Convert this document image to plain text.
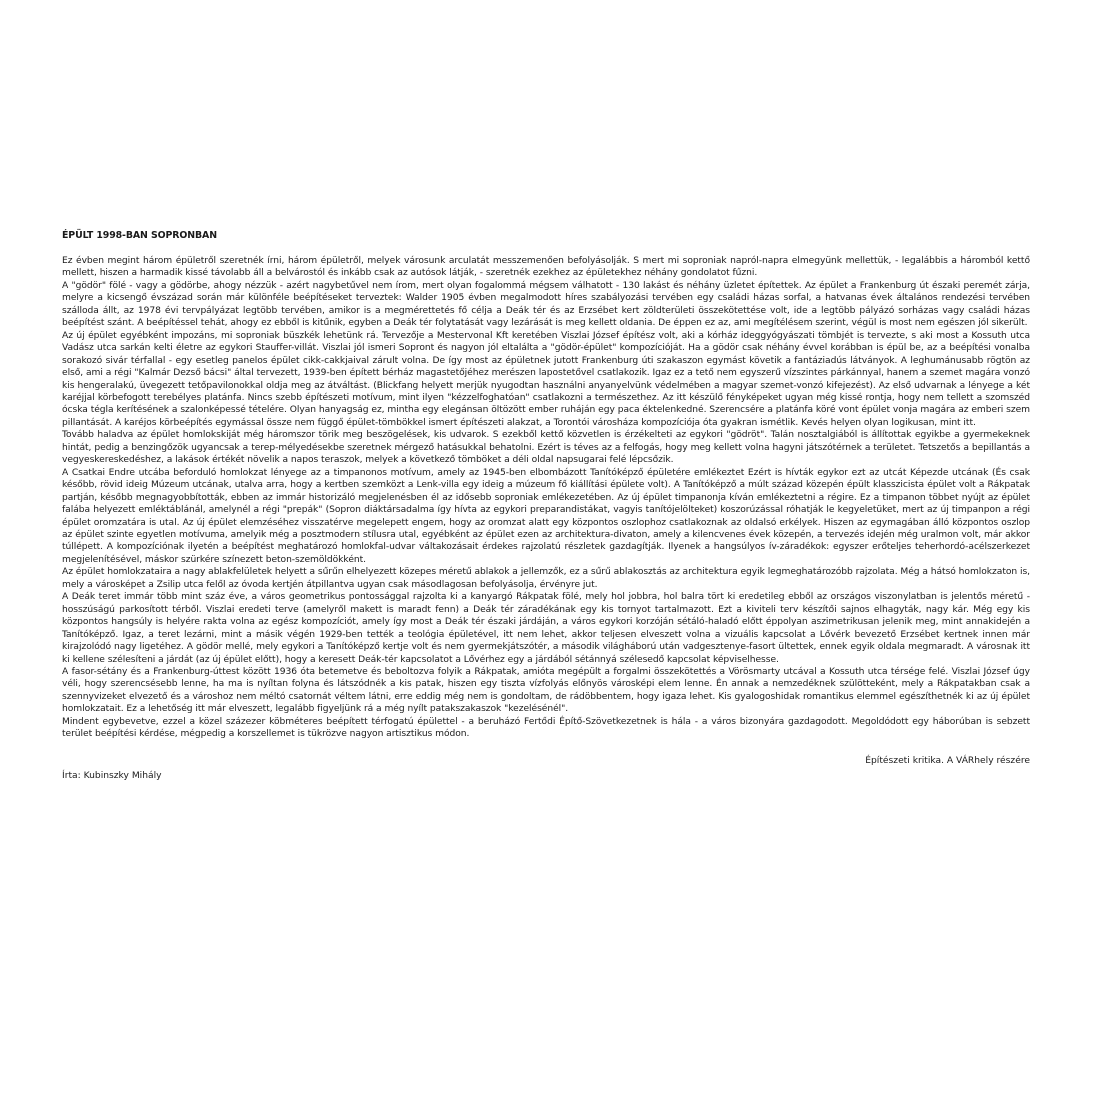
ÉPÜLT 1998-BAN SOPRONBAN

Ez évben megint három épületről szeretnék írni, három épületről, melyek városunk arculatát messzemenően befolyásolják. S mert mi soproniak napról-napra elmegyünk mellettük, - legalábbis a háromból kettő mellett, hiszen a harmadik kissé távolabb áll a belvárostól és inkább csak az autósok látják, - szeretnék ezekhez az épületekhez néhány gondolatot fűzni.

A "gödör" fölé - vagy a gödörbe, ahogy nézzük - azért nagybetűvel nem írom, mert olyan fogalommá mégsem válhatott - 130 lakást és néhány üzletet építettek. Az épület a Frankenburg út északi peremét zárja, melyre a kicsengő évszázad során már különféle beépítéseket terveztek: Walder 1905 évben megalmodott híres szabályozási tervében egy családi házas sorfal, a hatvanas évek általános rendezési tervében szálloda állt, az 1978 évi tervpályázat legtöbb tervében, amikor is a megmérettetés fő célja a Deák tér és az Erzsébet kert zöldterületi összekötettése volt, ide a legtöbb pályázó sorházas vagy családi házas beépítést szánt. A beépítéssel tehát, ahogy ez ebből is kitűnik, egyben a Deák tér folytatását vagy lezárását is meg kellett oldania. De éppen ez az, ami megítélésem szerint, végül is most nem egészen jól sikerült.

Az új épület egyébként impozáns, mi soproniak büszkék lehetünk rá. Tervezője a Mestervonal Kft keretében Viszlai József építész volt, aki a kórház ideggyógyászati tömbjét is tervezte, s aki most a Kossuth utca Vadász utca sarkán kelti életre az egykori Stauffer-villát. Viszlai jól ismeri Sopront és nagyon jól eltalálta a "gödör-épület" kompozícióját. Ha a gödör csak néhány évvel korábban is épül be, az a beépítési vonalba sorakozó sivár térfallal - egy esetleg panelos épület cikk-cakkjaival zárult volna. De így most az épületnek jutott Frankenburg úti szakaszon egymást követik a fantáziadús látványok. A leghumánusabb rögtön az első, ami a régi "Kalmár Dezső bácsi" által tervezett, 1939-ben épített bérház magastetőjéhez merészen lapostetővel csatlakozik. Igaz ez a tető nem egyszerű vízszintes párkánnyal, hanem a szemet magára vonzó kis hengeralakú, üvegezett tetőpavilonokkal oldja meg az átváltást. (Blickfang helyett merjük nyugodtan használni anyanyelvünk védelmében a magyar szemet-vonzó kifejezést). Az első udvarnak a lényege a két karéjjal körbefogott terebélyes platánfa. Nincs szebb építészeti motívum, mint ilyen "kézzelfoghatóan" csatlakozni a természethez. Az itt készülő fényképeket ugyan még kissé rontja, hogy nem tellett a szomszéd ócska tégla kerítésének a szalonképessé tételére. Olyan hanyagság ez, mintha egy elegánsan öltözött ember ruháján egy paca éktelenkedné. Szerencsére a platánfa köré vont épület vonja magára az emberi szem pillantását. A karéjos körbeépítés egymással össze nem függő épület-tömbökkel ismert építészeti alakzat, a Torontói városháza kompozíciója óta gyakran ismétlik. Kevés helyen olyan logikusan, mint itt.

Tovább haladva az épület homlokskiját még háromszor törik meg beszögelések, kis udvarok. S ezekből kettő közvetlen is érzékelteti az egykori "gödröt". Talán nosztalgiából is állítottak egyikbe a gyermekeknek hintát, pedig a benzingőzök ugyancsak a terep-mélyedésekbe szeretnek mérgező hatásukkal behatolni. Ezért is téves az a felfogás, hogy meg kellett volna hagyni játszótérnek a területet. Tetszetős a bepillantás a vegyeskereskedéshez, a lakások értékét növelik a napos teraszok, melyek a következő tömböket a déli oldal napsugarai felé lépcsőzik.

A Csatkai Endre utcába beforduló homlokzat lényege az a timpanonos motívum, amely az 1945-ben elbombázott Tanítóképző épületére emlékeztet Ezért is hívták egykor ezt az utcát Képezde utcának (És csak később, rövid ideig Múzeum utcának, utalva arra, hogy a kertben szemközt a Lenk-villa egy ideig a múzeum fő kiállítási épülete volt). A Tanítóképző a múlt század közepén épült klasszicista épület volt a Rákpatak partján, később megnagyobbították, ebben az immár historizáló megjelenésben él az idősebb soproniak emlékezetében. Az új épület timpanonja kíván emlékeztetni a régire. Ez a timpanon többet nyújt az épület falába helyezett emléktáblánál, amelynél a régi "prepák" (Sopron diáktársadalma így hívta az egykori preparandistákat, vagyis tanítójelölteket) koszorúzással róhatják le kegyeletüket, mert az új timpanpon a régi épület oromzatára is utal. Az új épület elemzéséhez visszatérve megelepett engem, hogy az oromzat alatt egy központos oszlophoz csatlakoznak az oldalsó erkélyek. Hiszen az egymagában álló központos oszlop az épület szinte egyetlen motívuma, amelyik még a posztmodern stílusra utal, egyébként az épület ezen az architektura-divaton, amely a kilencvenes évek közepén, a tervezés idején még uralmon volt, már akkor túllépett. A kompozíciónak ilyetén a beépítést meghatározó homlokfal-udvar váltakozásait érdekes rajzolatú részletek gazdagítják. Ilyenek a hangsúlyos ív-záradékok: egyszer erőteljes teherhordó-acélszerkezet megjelenítésével, máskor szürkére színezett beton-szemöldökként.

Az épület homlokzataira a nagy ablakfelületek helyett a sűrűn elhelyezett közepes méretű ablakok a jellemzők, ez a sűrű ablakosztás az architektura egyik legmeghatározóbb rajzolata. Még a hátsó homlokzaton is, mely a városképet a Zsilip utca felől az óvoda kertjén átpillantva ugyan csak másodlagosan befolyásolja, érvényre jut.

A Deák teret immár több mint száz éve, a város geometrikus pontossággal rajzolta ki a kanyargó Rákpatak fölé, mely hol jobbra, hol balra tört ki eredetileg ebből az országos viszonylatban is jelentős méretű - hosszúságú parkosított térből. Viszlai eredeti terve (amelyről makett is maradt fenn) a Deák tér záradékának egy kis tornyot tartalmazott. Ezt a kiviteli terv készítői sajnos elhagyták, nagy kár. Még egy kis központos hangsúly is helyére rakta volna az egész kompozíciót, amely így most a Deák tér északi járdáján, a város egykori korzóján sétáló-haladó előtt éppolyan aszimetrikusan jelenik meg, mint annakidején a Tanítóképző. Igaz, a teret lezárni, mint a másik végén 1929-ben tették a teológia épületével, itt nem lehet, akkor teljesen elveszett volna a vizuális kapcsolat a Lővérk bevezető Erzsébet kertnek innen már kirajzolódó nagy ligetéhez. A gödör mellé, mely egykori a Tanítóképző kertje volt és nem gyermekjátszótér, a második világháború után vadgesztenye-fasort ültettek, ennek egyik oldala megmaradt. A városnak itt ki kellene szélesíteni a járdát (az új épület előtt), hogy a keresett Deák-tér kapcsolatot a Lővérhez egy a járdából sétánnyá szélesedő kapcsolat képviselhesse.

A fasor-sétány és a Frankenburg-úttest között 1936 óta betemetve és beboltozva folyik a Rákpatak, amióta megépült a forgalmi összekötettés a Vörösmarty utcával a Kossuth utca térsége felé. Viszlai József úgy véli, hogy szerencsésebb lenne, ha ma is nyíltan folyna és látszódnék a kis patak, hiszen egy tiszta vízfolyás előnyös városképi elem lenne. Én annak a nemzedéknek szülötteként, mely a Rákpatakban csak a szennyvizeket elvezető és a városhoz nem méltó csatornát véltem látni, erre eddig még nem is gondoltam, de rádöbbentem, hogy igaza lehet. Kis gyalogoshidak romantikus elemmel egészíthetnék ki az új épület homlokzatait. Ez a lehetőség itt már elveszett, legalább figyeljünk rá a még nyílt patakszakaszok "kezelésénél".

Mindent egybevetve, ezzel a közel százezer köbméteres beépített térfogatú épülettel - a beruházó Fertődi Építő-Szövetkezetnek is hála - a város bizonyára gazdagodott. Megoldódott egy háborúban is sebzett terület beépítési kérdése, mégpedig a korszellemet is tükrözve nagyon artisztikus módon.

Építészeti kritika. A VÁRhely részére
Írta: Kubinszky Mihály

-.-.-

Exercise task
Collect the lines of the data that carry the word "kettő".

Exercise solution
Ez évben megint három épületről szeretnék írni, három épületről, melyek városunk arculatát messzemenően befolyásolják. S mert mi soproniak napról-napra elmegyünk mellettük, - legalábbis a háromból kettő mellett, hiszen a harmadik kissé távolabb áll a belvárostól és inkább csak az autósok látják, - szeretnék ezekhez az épületekhez néhány gondolatot fűzni.
Tovább haladva az épület homlokskiját még háromszor törik meg beszögelések, kis udvarok. S ezekből kettő közvetlen is érzékelteti az egykori "gödröt". Talán nosztalgiából is állítottak egyikbe a gyermekeknek hintát, pedig a benzingőzök ugyancsak a terep-mélyedésekbe szeretnek mérgező hatásukkal behatolni. Ezért is téves az a felfogás, hogy meg kellett volna hagyni játszótérnek a területet. Tetszetős a bepillantás a vegyeskereskedéshez, a lakások értékét növelik a napos teraszok, melyek a következő tömböket a déli oldal napsugarai felé lépcsőzik.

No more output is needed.